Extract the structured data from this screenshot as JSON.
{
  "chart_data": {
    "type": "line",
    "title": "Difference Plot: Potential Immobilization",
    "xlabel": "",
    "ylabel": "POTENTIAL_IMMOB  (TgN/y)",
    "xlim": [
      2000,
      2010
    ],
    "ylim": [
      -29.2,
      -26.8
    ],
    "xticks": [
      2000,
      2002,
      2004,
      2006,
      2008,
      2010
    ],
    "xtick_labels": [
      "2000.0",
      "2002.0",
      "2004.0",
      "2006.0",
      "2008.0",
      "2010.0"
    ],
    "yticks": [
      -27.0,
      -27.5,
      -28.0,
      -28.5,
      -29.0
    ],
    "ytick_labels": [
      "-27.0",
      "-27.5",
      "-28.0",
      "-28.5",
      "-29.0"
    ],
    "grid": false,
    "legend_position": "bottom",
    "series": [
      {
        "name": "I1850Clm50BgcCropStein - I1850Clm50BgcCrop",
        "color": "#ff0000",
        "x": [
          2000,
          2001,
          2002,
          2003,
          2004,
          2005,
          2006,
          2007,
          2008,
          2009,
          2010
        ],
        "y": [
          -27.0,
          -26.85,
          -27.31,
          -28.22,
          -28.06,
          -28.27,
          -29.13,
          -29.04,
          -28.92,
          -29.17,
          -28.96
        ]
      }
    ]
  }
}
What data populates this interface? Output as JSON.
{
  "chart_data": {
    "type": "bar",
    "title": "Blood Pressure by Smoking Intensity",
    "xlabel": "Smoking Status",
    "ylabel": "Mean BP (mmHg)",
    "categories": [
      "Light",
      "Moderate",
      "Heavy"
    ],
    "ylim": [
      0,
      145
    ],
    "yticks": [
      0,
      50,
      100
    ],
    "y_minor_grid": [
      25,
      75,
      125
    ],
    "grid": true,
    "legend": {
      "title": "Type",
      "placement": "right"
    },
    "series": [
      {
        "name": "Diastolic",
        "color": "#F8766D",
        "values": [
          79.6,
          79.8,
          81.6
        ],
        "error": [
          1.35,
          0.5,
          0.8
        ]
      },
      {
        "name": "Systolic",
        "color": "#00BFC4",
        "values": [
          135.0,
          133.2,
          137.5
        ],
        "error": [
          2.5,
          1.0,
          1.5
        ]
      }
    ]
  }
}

==========

Copy all of the material word for word.

Extract the structured data from this screenshot as JSON.
{
  "chart_data": {
    "type": "line",
    "title": "Difference Plot: Potential Immobilization",
    "xlabel": "",
    "ylabel": "POTENTIAL_IMMOB  (TgN/y)",
    "xlim": [
      2000,
      2010
    ],
    "ylim": [
      -29.2,
      -26.8
    ],
    "xticks": [
      2000,
      2002,
      2004,
      2006,
      2008,
      2010
    ],
    "xtick_labels": [
      "2000.0",
      "2002.0",
      "2004.0",
      "2006.0",
      "2008.0",
      "2010.0"
    ],
    "yticks": [
      -27.0,
      -27.5,
      -28.0,
      -28.5,
      -29.0
    ],
    "ytick_labels": [
      "-27.0",
      "-27.5",
      "-28.0",
      "-28.5",
      "-29.0"
    ],
    "grid": false,
    "legend_position": "bottom",
    "series": [
      {
        "name": "I1850Clm50BgcCropStein - I1850Clm50BgcCrop",
        "color": "#ff0000",
        "x": [
          2000,
          2001,
          2002,
          2003,
          2004,
          2005,
          2006,
          2007,
          2008,
          2009,
          2010
        ],
        "y": [
          -27.0,
          -26.85,
          -27.31,
          -28.22,
          -28.06,
          -28.27,
          -29.13,
          -29.04,
          -28.92,
          -29.17,
          -28.96
        ]
      }
    ]
  }
}
What data populates this interface? Output as JSON.
{
  "chart_data": {
    "type": "bar",
    "title": "Blood Pressure by Smoking Intensity",
    "xlabel": "Smoking Status",
    "ylabel": "Mean BP (mmHg)",
    "categories": [
      "Light",
      "Moderate",
      "Heavy"
    ],
    "ylim": [
      0,
      145
    ],
    "yticks": [
      0,
      50,
      100
    ],
    "y_minor_grid": [
      25,
      75,
      125
    ],
    "grid": true,
    "legend": {
      "title": "Type",
      "placement": "right"
    },
    "series": [
      {
        "name": "Diastolic",
        "color": "#F8766D",
        "values": [
          79.6,
          79.8,
          81.6
        ],
        "error": [
          1.35,
          0.5,
          0.8
        ]
      },
      {
        "name": "Systolic",
        "color": "#00BFC4",
        "values": [
          135.0,
          133.2,
          137.5
        ],
        "error": [
          2.5,
          1.0,
          1.5
        ]
      }
    ]
  }
}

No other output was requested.